▶ _Dataset_
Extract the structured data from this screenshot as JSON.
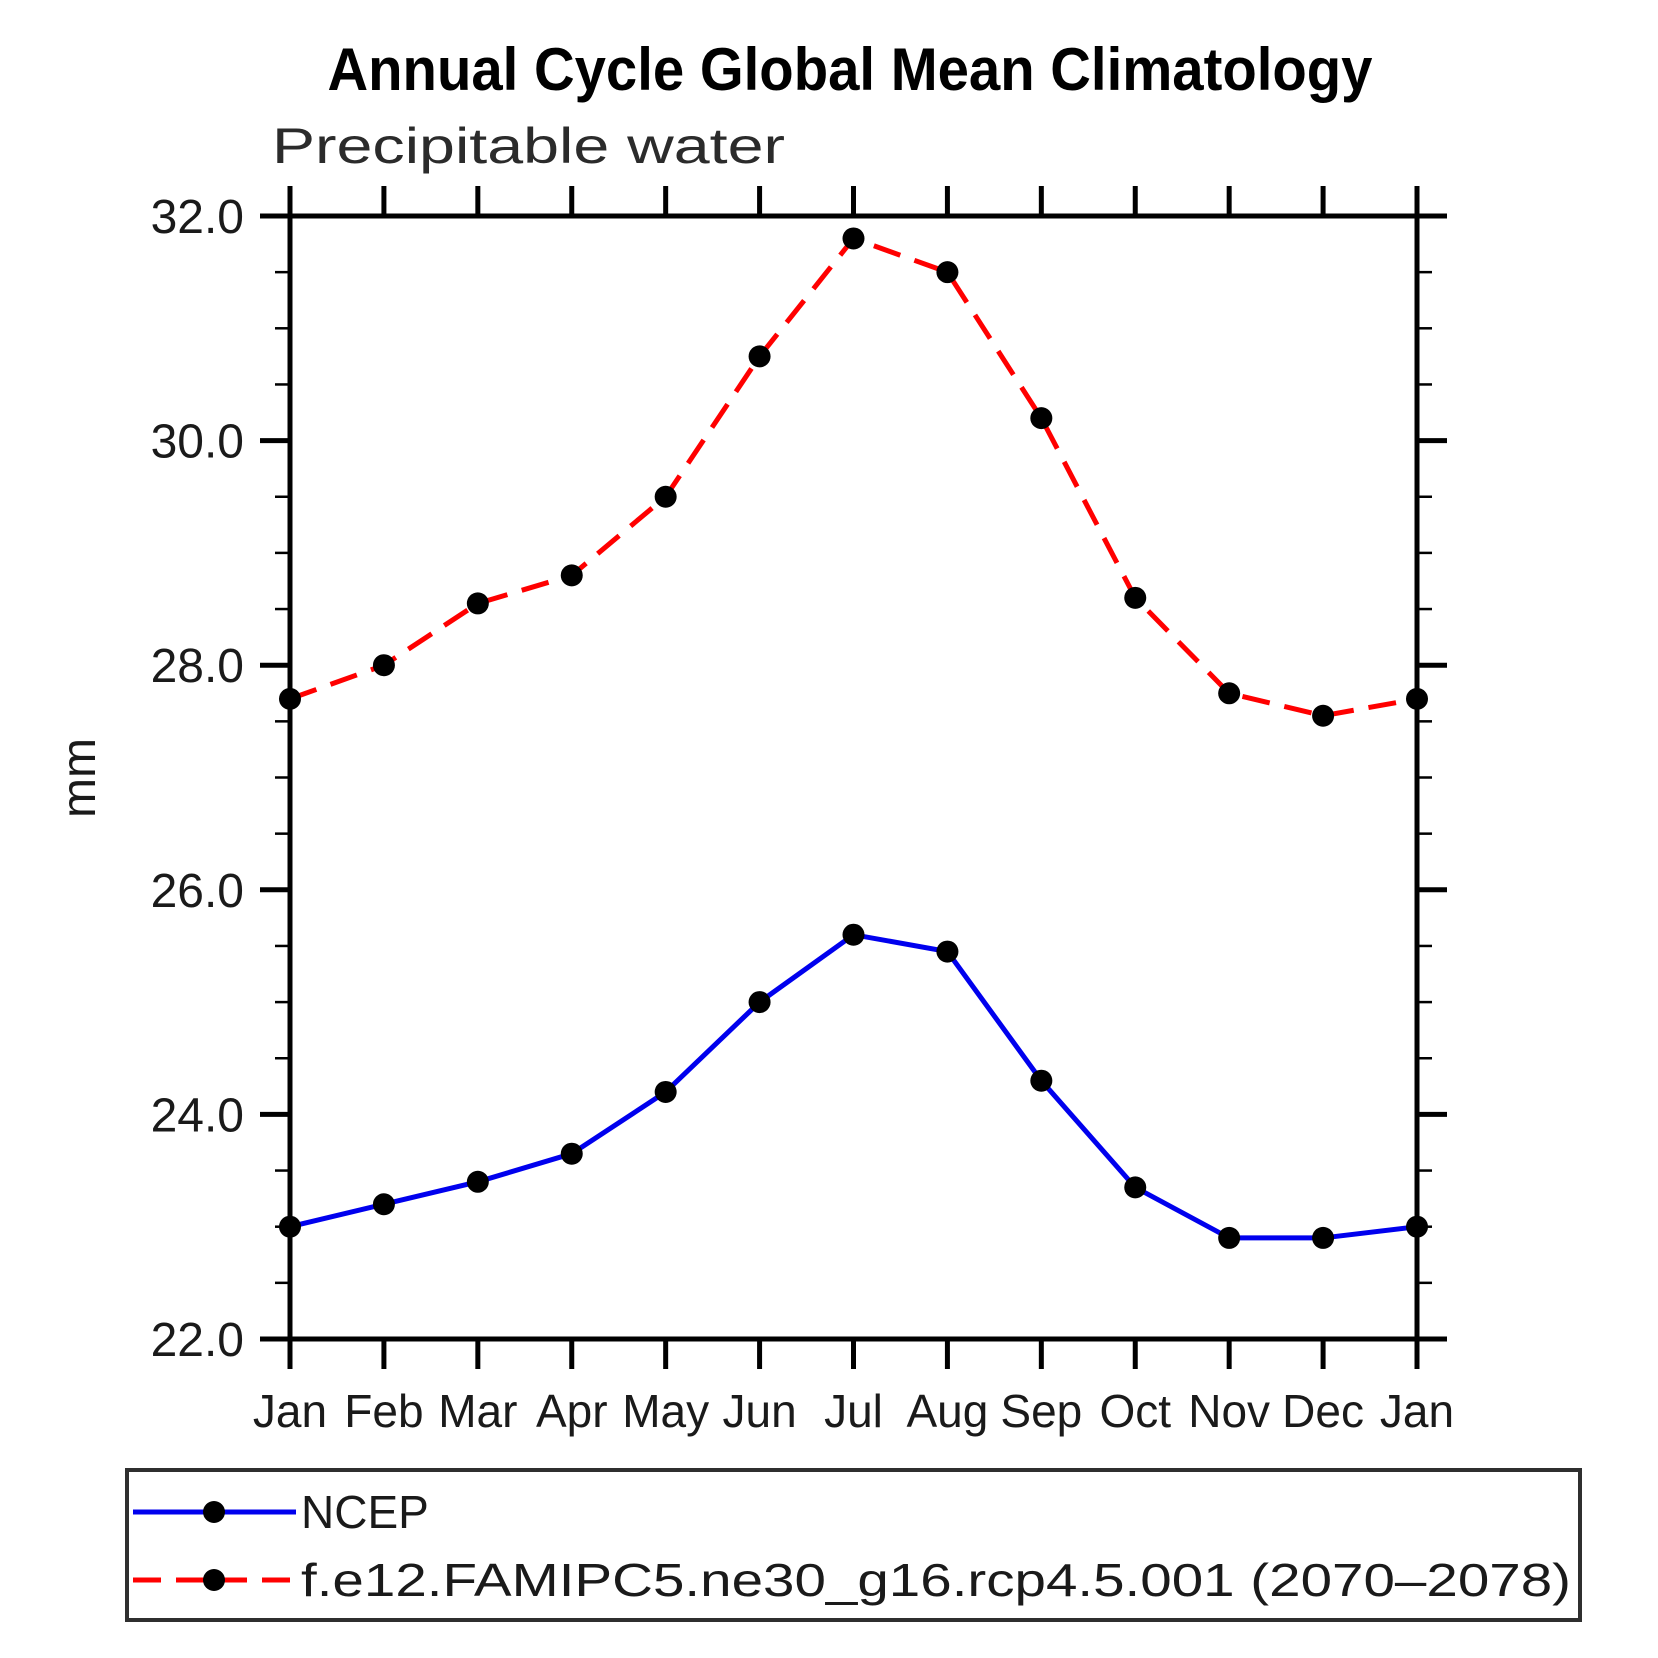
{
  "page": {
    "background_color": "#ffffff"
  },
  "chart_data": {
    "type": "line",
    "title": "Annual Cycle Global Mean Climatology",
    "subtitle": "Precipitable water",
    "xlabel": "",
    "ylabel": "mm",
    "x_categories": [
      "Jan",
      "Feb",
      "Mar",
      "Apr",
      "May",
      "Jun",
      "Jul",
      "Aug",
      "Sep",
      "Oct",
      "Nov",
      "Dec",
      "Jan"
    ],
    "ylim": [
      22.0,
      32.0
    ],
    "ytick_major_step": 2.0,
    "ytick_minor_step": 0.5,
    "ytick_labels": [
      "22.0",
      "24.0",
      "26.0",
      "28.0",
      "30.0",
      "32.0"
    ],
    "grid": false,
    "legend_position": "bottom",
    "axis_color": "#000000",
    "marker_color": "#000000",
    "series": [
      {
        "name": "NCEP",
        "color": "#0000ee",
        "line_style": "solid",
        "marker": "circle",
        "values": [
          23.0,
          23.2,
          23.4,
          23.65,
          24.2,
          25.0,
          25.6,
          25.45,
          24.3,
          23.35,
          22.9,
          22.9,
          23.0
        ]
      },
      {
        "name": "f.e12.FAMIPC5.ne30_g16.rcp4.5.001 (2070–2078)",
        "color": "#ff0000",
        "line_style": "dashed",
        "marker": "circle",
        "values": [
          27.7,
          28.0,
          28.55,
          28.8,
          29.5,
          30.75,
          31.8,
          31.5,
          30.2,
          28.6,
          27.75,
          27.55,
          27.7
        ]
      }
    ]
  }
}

---

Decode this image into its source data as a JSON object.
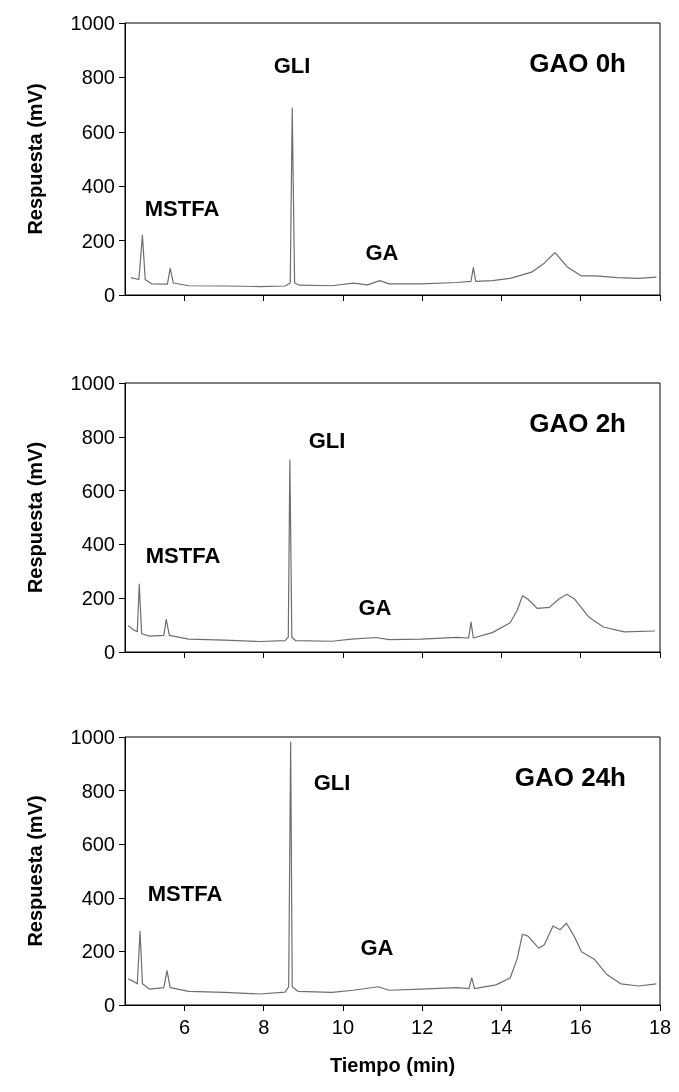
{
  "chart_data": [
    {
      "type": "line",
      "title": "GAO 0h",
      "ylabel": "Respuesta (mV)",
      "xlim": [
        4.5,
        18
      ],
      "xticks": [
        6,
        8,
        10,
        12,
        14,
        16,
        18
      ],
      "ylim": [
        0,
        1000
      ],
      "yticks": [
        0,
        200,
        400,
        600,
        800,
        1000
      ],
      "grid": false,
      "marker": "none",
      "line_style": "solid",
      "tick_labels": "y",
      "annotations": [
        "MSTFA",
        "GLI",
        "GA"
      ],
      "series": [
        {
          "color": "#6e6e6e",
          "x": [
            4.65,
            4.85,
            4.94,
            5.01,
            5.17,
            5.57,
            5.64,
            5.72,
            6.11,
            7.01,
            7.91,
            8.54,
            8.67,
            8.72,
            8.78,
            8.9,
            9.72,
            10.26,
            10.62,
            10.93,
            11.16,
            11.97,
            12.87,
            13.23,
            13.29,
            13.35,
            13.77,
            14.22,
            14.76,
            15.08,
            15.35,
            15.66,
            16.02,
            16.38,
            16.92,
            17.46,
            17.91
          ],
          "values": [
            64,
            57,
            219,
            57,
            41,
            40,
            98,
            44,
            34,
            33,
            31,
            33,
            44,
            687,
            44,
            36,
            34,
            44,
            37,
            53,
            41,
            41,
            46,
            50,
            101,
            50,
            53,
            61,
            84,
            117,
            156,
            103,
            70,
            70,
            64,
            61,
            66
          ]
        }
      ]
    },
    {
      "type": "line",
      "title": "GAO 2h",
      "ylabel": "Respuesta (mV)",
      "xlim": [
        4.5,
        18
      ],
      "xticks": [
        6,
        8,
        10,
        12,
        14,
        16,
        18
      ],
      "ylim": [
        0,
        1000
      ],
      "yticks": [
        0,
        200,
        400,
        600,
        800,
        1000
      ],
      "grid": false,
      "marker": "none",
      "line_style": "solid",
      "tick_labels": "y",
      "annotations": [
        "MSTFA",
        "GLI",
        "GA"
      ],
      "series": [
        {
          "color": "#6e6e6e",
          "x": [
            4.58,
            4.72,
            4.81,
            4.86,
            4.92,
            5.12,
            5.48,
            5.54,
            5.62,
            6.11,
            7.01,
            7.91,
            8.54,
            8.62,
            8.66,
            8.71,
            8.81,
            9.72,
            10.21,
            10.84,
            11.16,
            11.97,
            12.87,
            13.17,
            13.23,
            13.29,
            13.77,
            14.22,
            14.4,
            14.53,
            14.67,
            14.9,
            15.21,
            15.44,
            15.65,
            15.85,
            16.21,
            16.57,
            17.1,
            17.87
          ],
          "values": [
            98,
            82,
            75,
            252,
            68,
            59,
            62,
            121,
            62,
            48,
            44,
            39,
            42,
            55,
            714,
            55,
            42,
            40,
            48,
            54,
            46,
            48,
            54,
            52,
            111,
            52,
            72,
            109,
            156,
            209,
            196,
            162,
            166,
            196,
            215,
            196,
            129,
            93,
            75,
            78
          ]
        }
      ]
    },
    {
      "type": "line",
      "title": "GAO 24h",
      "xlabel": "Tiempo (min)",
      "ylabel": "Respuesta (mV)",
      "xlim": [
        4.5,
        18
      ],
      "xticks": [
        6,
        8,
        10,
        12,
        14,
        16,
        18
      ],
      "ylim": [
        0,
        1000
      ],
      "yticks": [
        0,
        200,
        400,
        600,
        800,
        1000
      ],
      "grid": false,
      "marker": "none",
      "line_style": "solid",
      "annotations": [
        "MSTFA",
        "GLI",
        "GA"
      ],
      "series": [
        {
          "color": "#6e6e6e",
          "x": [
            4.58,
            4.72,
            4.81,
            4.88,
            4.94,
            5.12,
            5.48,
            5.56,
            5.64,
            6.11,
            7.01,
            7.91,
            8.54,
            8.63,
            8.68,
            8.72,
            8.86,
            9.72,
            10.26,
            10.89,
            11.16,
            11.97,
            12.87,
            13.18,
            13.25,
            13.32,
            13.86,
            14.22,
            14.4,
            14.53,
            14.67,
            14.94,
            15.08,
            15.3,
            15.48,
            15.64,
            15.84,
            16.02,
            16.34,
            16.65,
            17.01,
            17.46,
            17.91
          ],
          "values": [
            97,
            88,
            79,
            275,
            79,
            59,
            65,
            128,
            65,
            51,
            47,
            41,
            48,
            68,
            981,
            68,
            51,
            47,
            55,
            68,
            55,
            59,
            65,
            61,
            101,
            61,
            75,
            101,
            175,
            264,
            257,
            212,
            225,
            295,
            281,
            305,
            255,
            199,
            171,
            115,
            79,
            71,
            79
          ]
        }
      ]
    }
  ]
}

==

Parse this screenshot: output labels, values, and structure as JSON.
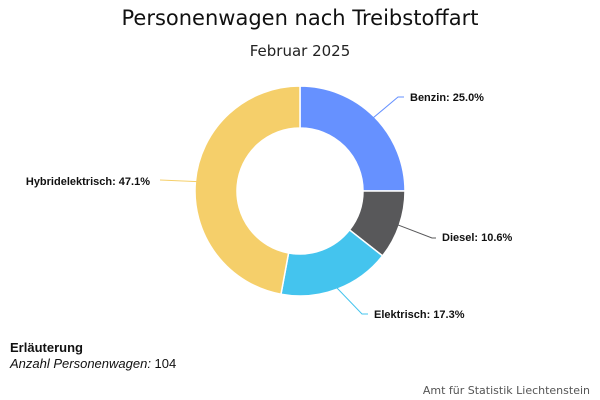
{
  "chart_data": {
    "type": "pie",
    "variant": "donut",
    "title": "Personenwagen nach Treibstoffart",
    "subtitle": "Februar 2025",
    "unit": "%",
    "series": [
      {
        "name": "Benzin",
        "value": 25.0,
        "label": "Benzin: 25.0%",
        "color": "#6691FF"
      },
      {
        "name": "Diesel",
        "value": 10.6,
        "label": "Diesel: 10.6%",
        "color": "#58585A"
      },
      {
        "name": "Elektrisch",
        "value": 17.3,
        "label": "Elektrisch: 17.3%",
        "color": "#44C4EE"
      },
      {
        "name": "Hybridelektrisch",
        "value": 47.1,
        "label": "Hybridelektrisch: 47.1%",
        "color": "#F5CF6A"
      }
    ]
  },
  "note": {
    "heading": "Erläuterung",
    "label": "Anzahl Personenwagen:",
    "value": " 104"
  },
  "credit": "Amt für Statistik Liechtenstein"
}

▶ _Written instruction_
Among the entries above, how many lines hold the string "Hybridelektrisch"? Respond with nothing but the number.

▶ _Solution for this exercise_
2